> DIRECTIONS
In the material below, find how many lines contain the string "JSON". Write only that number.

> SOURCE RECORDS
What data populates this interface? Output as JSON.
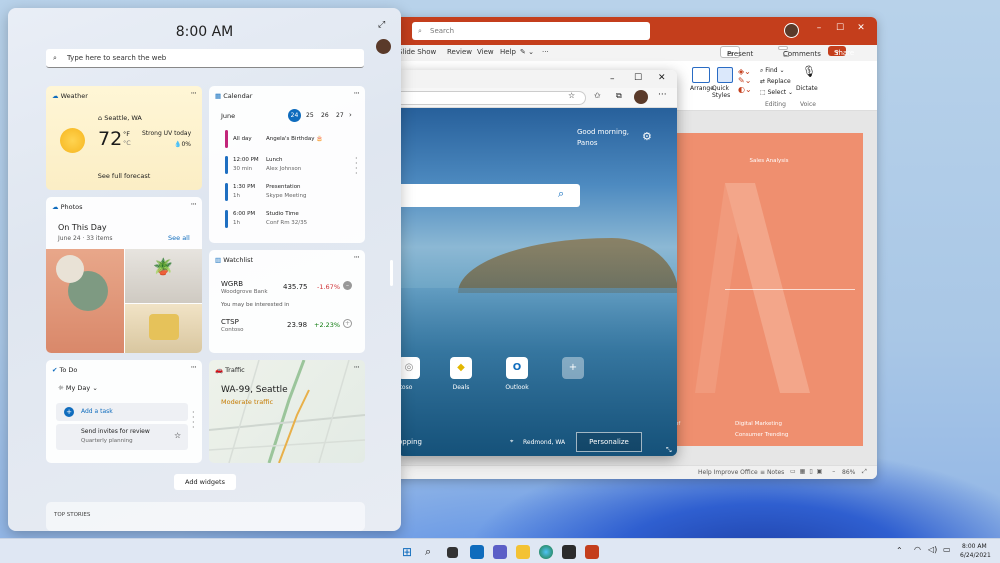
{
  "ppt": {
    "search_placeholder": "Search",
    "menu": [
      "Slide Show",
      "Review",
      "View",
      "Help"
    ],
    "present": "Present",
    "comments": "Comments",
    "share": "Share",
    "ribbon": {
      "arrange": "Arrange",
      "quick_styles": "Quick Styles",
      "find": "Find",
      "replace": "Replace",
      "select": "Select",
      "dictate": "Dictate",
      "group_drawing": "rawing",
      "group_editing": "Editing",
      "group_voice": "Voice"
    },
    "slide": {
      "title": "Sales Analysis",
      "left_text": "of",
      "item1": "Digital Marketing",
      "item2": "Consumer Trending"
    },
    "status": {
      "help": "Help Improve Office",
      "notes": "Notes",
      "zoom": "86%"
    }
  },
  "edge": {
    "greeting": "Good morning,",
    "name": "Panos",
    "tiles": [
      {
        "label": "toso",
        "icon": "contoso-icon"
      },
      {
        "label": "Deals",
        "icon": "deals-icon"
      },
      {
        "label": "Outlook",
        "icon": "outlook-icon"
      }
    ],
    "bottom_left": "opping",
    "location": "Redmond, WA",
    "personalize": "Personalize"
  },
  "widgets": {
    "time": "8:00 AM",
    "search_placeholder": "Type here to search the web",
    "weather": {
      "title": "Weather",
      "location": "Seattle, WA",
      "temp": "72",
      "unit_f": "°F",
      "unit_c": "°C",
      "uv": "Strong UV today",
      "precip": "0%",
      "link": "See full forecast"
    },
    "calendar": {
      "title": "Calendar",
      "month": "June",
      "days": [
        "24",
        "25",
        "26",
        "27"
      ],
      "events": [
        {
          "time": "All day",
          "duration": "",
          "title": "Angela's Birthday 🎂",
          "subtitle": "",
          "color": "#c2267a"
        },
        {
          "time": "12:00 PM",
          "duration": "30 min",
          "title": "Lunch",
          "subtitle": "Alex Johnson",
          "color": "#1f6fc1"
        },
        {
          "time": "1:30 PM",
          "duration": "1h",
          "title": "Presentation",
          "subtitle": "Skype Meeting",
          "color": "#1f6fc1"
        },
        {
          "time": "6:00 PM",
          "duration": "1h",
          "title": "Studio Time",
          "subtitle": "Conf Rm 32/35",
          "color": "#1f6fc1"
        }
      ]
    },
    "photos": {
      "title": "Photos",
      "heading": "On This Day",
      "sub": "June 24 · 33 items",
      "link": "See all"
    },
    "watchlist": {
      "title": "Watchlist",
      "stocks": [
        {
          "symbol": "WGRB",
          "company": "Woodgrove Bank",
          "price": "435.75",
          "change": "-1.67%",
          "color": "#d13438"
        },
        {
          "symbol": "CTSP",
          "company": "Contoso",
          "price": "23.98",
          "change": "+2.23%",
          "color": "#107c10"
        }
      ],
      "interest": "You may be interested in"
    },
    "todo": {
      "title": "To Do",
      "list": "My Day",
      "add": "Add a task",
      "task": "Send invites for review",
      "task_sub": "Quarterly planning"
    },
    "traffic": {
      "title": "Traffic",
      "road": "WA-99, Seattle",
      "status": "Moderate traffic"
    },
    "add_widgets": "Add widgets",
    "top_stories": "TOP STORIES"
  },
  "taskbar": {
    "time": "8:00 AM",
    "date": "6/24/2021",
    "apps": [
      "windows-icon",
      "search-icon",
      "taskview-icon",
      "widgets-icon",
      "teams-icon",
      "explorer-icon",
      "edge-icon",
      "store-icon",
      "powerpoint-icon"
    ]
  },
  "colors": {
    "ppt_accent": "#c43e1c",
    "slide": "#ef8f6f",
    "edge_accent": "#0f6cbd"
  }
}
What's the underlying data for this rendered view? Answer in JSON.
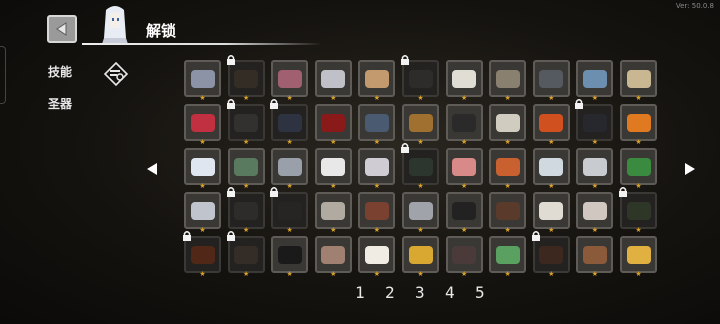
{
  "version": "Ver: 50.0.8",
  "header": {
    "title": "解锁"
  },
  "sidebar": {
    "tabs": [
      {
        "label": "技能"
      },
      {
        "label": "圣器"
      }
    ]
  },
  "colors": {
    "star": "#d9a028",
    "slot_border": "#5f5c57",
    "slot_bg": "#3a3835",
    "locked_bg": "#232220"
  },
  "items": [
    {
      "icon": "crystal-shard",
      "color": "#8d93a6",
      "locked": false
    },
    {
      "icon": "dark-pouch",
      "color": "#4a3b2e",
      "locked": true
    },
    {
      "icon": "meat-ring",
      "color": "#a06070",
      "locked": false
    },
    {
      "icon": "claws",
      "color": "#c0c0c8",
      "locked": false
    },
    {
      "icon": "bandage",
      "color": "#c29a6e",
      "locked": false
    },
    {
      "icon": "black-feather",
      "color": "#3a3a3a",
      "locked": true
    },
    {
      "icon": "white-fan",
      "color": "#e0ddd5",
      "locked": false
    },
    {
      "icon": "bone-club",
      "color": "#8a8070",
      "locked": false
    },
    {
      "icon": "frying-pan",
      "color": "#555a60",
      "locked": false
    },
    {
      "icon": "sapphire-ring",
      "color": "#6c8fb0",
      "locked": false
    },
    {
      "icon": "scroll",
      "color": "#c9b792",
      "locked": false
    },
    {
      "icon": "magnet",
      "color": "#c03040",
      "locked": false
    },
    {
      "icon": "rod",
      "color": "#444444",
      "locked": true
    },
    {
      "icon": "skull-mask",
      "color": "#3a4a6a",
      "locked": true
    },
    {
      "icon": "blood-heart",
      "color": "#8a1a1a",
      "locked": false
    },
    {
      "icon": "snake-coil",
      "color": "#4a5a70",
      "locked": false
    },
    {
      "icon": "acorn",
      "color": "#a07030",
      "locked": false
    },
    {
      "icon": "top-hat",
      "color": "#2a2a2a",
      "locked": false
    },
    {
      "icon": "bone",
      "color": "#d0ccc0",
      "locked": false
    },
    {
      "icon": "fire-orb",
      "color": "#d05020",
      "locked": false
    },
    {
      "icon": "bomb",
      "color": "#2a3040",
      "locked": true
    },
    {
      "icon": "carrot",
      "color": "#e07a20",
      "locked": false
    },
    {
      "icon": "white-wing",
      "color": "#dfe6f0",
      "locked": false
    },
    {
      "icon": "green-slime",
      "color": "#5a7a60",
      "locked": false
    },
    {
      "icon": "stone-altar",
      "color": "#9aa0aa",
      "locked": false
    },
    {
      "icon": "dark-book",
      "color": "#e8e8e8",
      "locked": false
    },
    {
      "icon": "open-book",
      "color": "#d0ccd4",
      "locked": false
    },
    {
      "icon": "green-tray",
      "color": "#3a5040",
      "locked": true
    },
    {
      "icon": "ham",
      "color": "#d88a88",
      "locked": false
    },
    {
      "icon": "roast-meat",
      "color": "#c86030",
      "locked": false
    },
    {
      "icon": "shuriken",
      "color": "#d0d8e0",
      "locked": false
    },
    {
      "icon": "pills",
      "color": "#c8ccd0",
      "locked": false
    },
    {
      "icon": "green-peas",
      "color": "#3a8a40",
      "locked": false
    },
    {
      "icon": "silver-ghost",
      "color": "#c0c4cc",
      "locked": false
    },
    {
      "icon": "dark-disc",
      "color": "#3a3a3a",
      "locked": true
    },
    {
      "icon": "black-hook",
      "color": "#2a2a2a",
      "locked": true
    },
    {
      "icon": "crossbow",
      "color": "#b0aaa0",
      "locked": false
    },
    {
      "icon": "frying-spoon",
      "color": "#7a4030",
      "locked": false
    },
    {
      "icon": "dagger",
      "color": "#a0a4aa",
      "locked": false
    },
    {
      "icon": "black-blade",
      "color": "#222222",
      "locked": false
    },
    {
      "icon": "brown-stone",
      "color": "#5a3a2a",
      "locked": false
    },
    {
      "icon": "chess-knight",
      "color": "#e0dcd4",
      "locked": false
    },
    {
      "icon": "skull-cards",
      "color": "#d0c8c0",
      "locked": false
    },
    {
      "icon": "green-cloth",
      "color": "#3a5030",
      "locked": true
    },
    {
      "icon": "ember-ash",
      "color": "#8a3010",
      "locked": true
    },
    {
      "icon": "bead-chain",
      "color": "#4a3a30",
      "locked": true
    },
    {
      "icon": "sunglasses",
      "color": "#1a1a1a",
      "locked": false
    },
    {
      "icon": "crocodile",
      "color": "#a08070",
      "locked": false
    },
    {
      "icon": "white-rabbit",
      "color": "#f0ece4",
      "locked": false
    },
    {
      "icon": "golden-snake",
      "color": "#d8a830",
      "locked": false
    },
    {
      "icon": "pouch-sack",
      "color": "#4a3a3a",
      "locked": false
    },
    {
      "icon": "green-dragon",
      "color": "#5aa060",
      "locked": false
    },
    {
      "icon": "wand-stick",
      "color": "#5a3020",
      "locked": true
    },
    {
      "icon": "brown-tome",
      "color": "#8a5a3a",
      "locked": false
    },
    {
      "icon": "gold-coins",
      "color": "#e0b040",
      "locked": false
    }
  ],
  "pagination": {
    "pages": [
      "1",
      "2",
      "3",
      "4",
      "5"
    ]
  }
}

> REPLY
2